*PROBLEM DETAILS:* Reproduce the lines from the line containing "y-tick-label: 400: [106, 385, 138, 406]" to the line containing "x-tick-label: 2012: [788, 488, 830, 509]", including both of those lines, without any changes.

*GIVEN INFORMATION:*
┏━━

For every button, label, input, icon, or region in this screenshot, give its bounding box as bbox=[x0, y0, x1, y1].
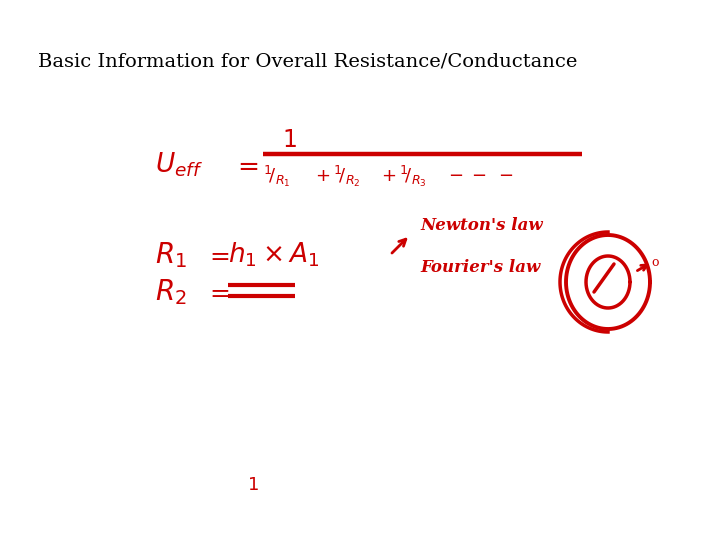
Text: $\mathit{^1\!/_{R_1}}$: $\mathit{^1\!/_{R_1}}$ bbox=[263, 164, 291, 188]
Text: Basic Information for Overall Resistance/Conductance: Basic Information for Overall Resistance… bbox=[38, 53, 577, 71]
Text: $+$: $+$ bbox=[381, 167, 396, 185]
Text: $\mathit{^1\!/_{R_3}}$: $\mathit{^1\!/_{R_3}}$ bbox=[399, 164, 427, 188]
Text: Newton's law: Newton's law bbox=[420, 217, 543, 233]
Text: Fourier's law: Fourier's law bbox=[420, 260, 540, 276]
Text: $\mathit{1}$: $\mathit{1}$ bbox=[247, 476, 258, 494]
Text: $+$: $+$ bbox=[315, 167, 330, 185]
Text: $=$: $=$ bbox=[232, 152, 258, 178]
Text: $\mathit{h_1 \times A_1}$: $\mathit{h_1 \times A_1}$ bbox=[228, 241, 320, 269]
Text: $-\;-\;-$: $-\;-\;-$ bbox=[448, 165, 513, 183]
Text: $=$: $=$ bbox=[205, 280, 230, 304]
Text: $=$: $=$ bbox=[205, 243, 230, 267]
Text: o: o bbox=[651, 255, 659, 268]
Text: $\mathit{R_2}$: $\mathit{R_2}$ bbox=[155, 277, 186, 307]
Text: $\mathit{^1\!/_{R_2}}$: $\mathit{^1\!/_{R_2}}$ bbox=[333, 164, 361, 188]
Text: $\mathit{R_1}$: $\mathit{R_1}$ bbox=[155, 240, 187, 270]
Text: $\mathit{U_{eff}}$: $\mathit{U_{eff}}$ bbox=[155, 151, 203, 179]
Text: $1$: $1$ bbox=[282, 128, 297, 152]
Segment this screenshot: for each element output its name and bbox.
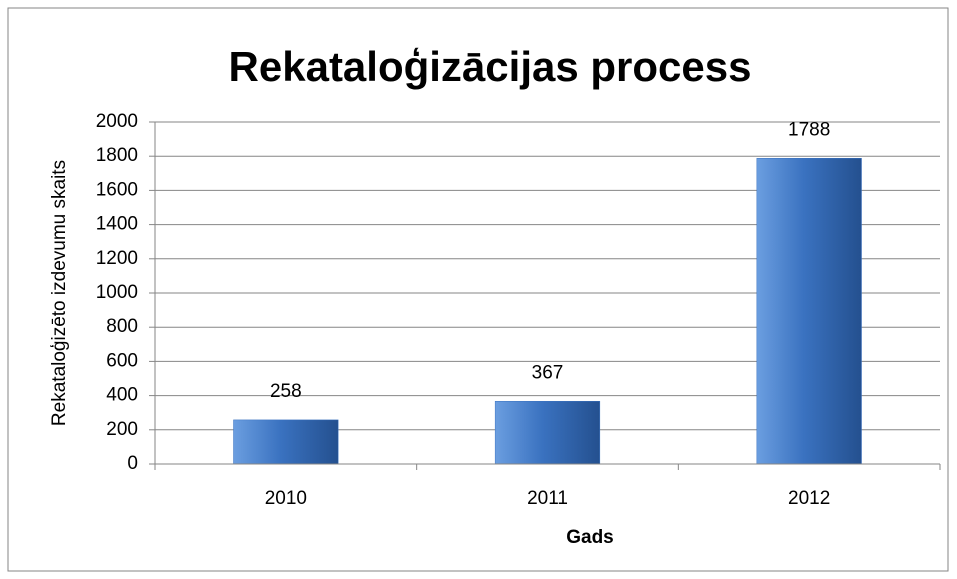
y-tick-label: 400: [106, 385, 138, 406]
y-tick-label: 1600: [96, 179, 138, 200]
x-tick-label: 2010: [265, 488, 307, 509]
data-label: 1788: [788, 119, 830, 140]
data-label: 367: [532, 362, 564, 383]
y-tick-label: 800: [106, 316, 138, 337]
y-tick-label: 0: [127, 453, 138, 474]
bar: [233, 419, 339, 465]
y-tick-label: 1200: [96, 248, 138, 269]
bar: [494, 400, 601, 465]
y-tick-label: 600: [106, 350, 138, 371]
y-tick-label: 200: [106, 419, 138, 440]
x-tick-label: 2012: [788, 488, 830, 509]
y-tick-label: 1000: [96, 282, 138, 303]
chart-title: Rekataloģizācijas process: [229, 43, 752, 90]
x-axis-label: Gads: [566, 527, 614, 548]
x-tick-label: 2011: [527, 488, 568, 509]
data-label: 258: [270, 381, 302, 402]
y-tick-label: 2000: [96, 111, 138, 132]
y-tick-label: 1400: [96, 214, 138, 235]
y-axis-label: Rekataloģizēto izdevumu skaits: [49, 160, 70, 426]
y-tick-label: 1800: [96, 145, 138, 166]
bar: [756, 158, 862, 465]
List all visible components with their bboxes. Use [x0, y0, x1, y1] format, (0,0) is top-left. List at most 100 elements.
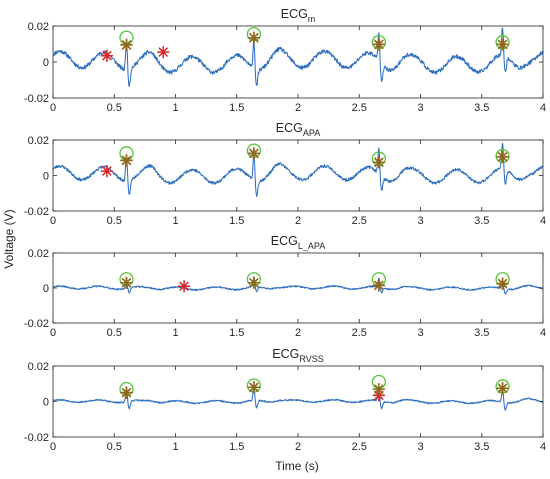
dark-star-marker: [247, 381, 261, 394]
x-axis-label: Time (s): [275, 459, 319, 473]
star-stroke: [374, 157, 384, 167]
star-stroke: [121, 40, 132, 50]
y-tick-label: 0.02: [28, 21, 49, 33]
dark-star-marker: [372, 382, 386, 396]
y-axis-label: Voltage (V): [2, 209, 16, 268]
star-stroke: [121, 155, 132, 166]
x-tick-label: 2.5: [352, 102, 367, 114]
red-star-marker: [157, 45, 170, 59]
x-tick-label: 1: [172, 102, 178, 114]
x-tick-label: 3.5: [474, 102, 489, 114]
star-stroke: [121, 387, 132, 398]
dark-star-marker: [120, 276, 133, 289]
x-tick-label: 0: [50, 215, 56, 227]
star-stroke: [249, 148, 259, 158]
x-tick-label: 0: [50, 102, 56, 114]
dark-star-marker: [496, 381, 509, 395]
x-tick-label: 0.5: [107, 441, 122, 453]
star-stroke: [497, 278, 508, 289]
x-tick-label: 3: [417, 102, 423, 114]
x-tick-label: 2: [295, 441, 301, 453]
panel-title: ECGAPA: [276, 121, 320, 138]
x-tick-label: 3: [417, 215, 423, 227]
y-tick-label: 0.02: [28, 361, 49, 373]
dark-star-marker: [372, 279, 386, 292]
dark-star-marker: [247, 31, 261, 44]
y-tick-label: -0.02: [24, 432, 49, 444]
dark-star-marker: [120, 386, 133, 399]
x-tick-label: 4: [540, 102, 546, 114]
x-tick-label: 0.5: [107, 102, 122, 114]
x-tick-label: 4: [540, 215, 546, 227]
x-tick-label: 3: [417, 441, 423, 453]
x-tick-label: 1.5: [229, 215, 244, 227]
y-tick-label: 0: [43, 283, 49, 295]
star-stroke: [249, 382, 259, 392]
y-tick-label: -0.02: [24, 206, 49, 218]
x-tick-label: 2: [295, 102, 301, 114]
y-tick-label: 0: [43, 57, 49, 69]
panel-title: ECGL_APA: [271, 234, 325, 251]
star-stroke: [102, 166, 112, 176]
x-tick-label: 1: [172, 441, 178, 453]
y-tick-label: 0: [43, 171, 49, 183]
dark-star-marker: [247, 147, 261, 160]
x-tick-label: 4: [540, 441, 546, 453]
star-stroke: [249, 33, 259, 43]
x-tick-label: 3: [417, 327, 423, 339]
plot-frame: [52, 365, 544, 438]
star-stroke: [121, 278, 132, 288]
x-tick-label: 1.5: [229, 327, 244, 339]
x-tick-label: 1: [172, 327, 178, 339]
x-tick-label: 3.5: [474, 327, 489, 339]
dark-star-marker: [372, 38, 386, 51]
x-tick-label: 0.5: [107, 327, 122, 339]
x-tick-label: 4: [540, 327, 546, 339]
star-stroke: [374, 39, 384, 49]
x-tick-label: 3.5: [474, 215, 489, 227]
x-tick-label: 0: [50, 441, 56, 453]
x-tick-label: 2: [295, 327, 301, 339]
ecg-signal-line: [52, 277, 544, 295]
dark-star-marker: [247, 276, 261, 289]
star-stroke: [249, 278, 259, 288]
plot-frame: [52, 25, 544, 99]
x-tick-label: 0.5: [107, 215, 122, 227]
y-tick-label: 0.02: [28, 248, 49, 260]
star-stroke: [179, 281, 189, 291]
star-stroke: [158, 47, 168, 57]
x-tick-label: 2: [295, 215, 301, 227]
y-tick-label: -0.02: [24, 318, 49, 330]
panel-title: ECGRVSS: [272, 347, 323, 364]
dark-star-marker: [496, 150, 509, 164]
star-stroke: [497, 383, 508, 393]
x-tick-label: 1: [172, 215, 178, 227]
star-stroke: [102, 51, 112, 61]
red-star-marker: [177, 280, 191, 293]
x-tick-label: 2.5: [352, 215, 367, 227]
dark-star-marker: [120, 38, 133, 52]
x-tick-label: 2.5: [352, 441, 367, 453]
red-star-marker: [100, 49, 114, 62]
panel-title: ECGm: [281, 7, 316, 24]
ecg-signal-line: [52, 386, 544, 411]
ecg-signal-line: [52, 142, 544, 198]
dark-star-marker: [496, 277, 509, 290]
red-star-marker: [100, 164, 114, 178]
star-stroke: [374, 384, 384, 394]
dark-star-marker: [496, 38, 509, 51]
dark-star-marker: [120, 154, 133, 167]
x-tick-label: 1.5: [229, 102, 244, 114]
star-stroke: [497, 39, 508, 49]
y-tick-label: -0.02: [24, 93, 49, 105]
y-tick-label: 0: [43, 397, 49, 409]
dark-star-marker: [372, 155, 386, 169]
x-tick-label: 1.5: [229, 441, 244, 453]
x-tick-label: 2.5: [352, 327, 367, 339]
x-tick-label: 0: [50, 327, 56, 339]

┗━━

*SOLUTION FOR THIS TASK:*
y-tick-label: 400: [106, 385, 138, 406]
y-tick-label: 1600: [96, 179, 138, 200]
x-tick-label: 2010: [265, 488, 307, 509]
data-label: 1788: [788, 119, 830, 140]
data-label: 367: [532, 362, 564, 383]
y-tick-label: 800: [106, 316, 138, 337]
y-tick-label: 0: [127, 453, 138, 474]
bar: [233, 419, 339, 465]
y-tick-label: 1200: [96, 248, 138, 269]
bar: [494, 400, 601, 465]
y-tick-label: 600: [106, 350, 138, 371]
y-tick-label: 200: [106, 419, 138, 440]
x-tick-label: 2012: [788, 488, 830, 509]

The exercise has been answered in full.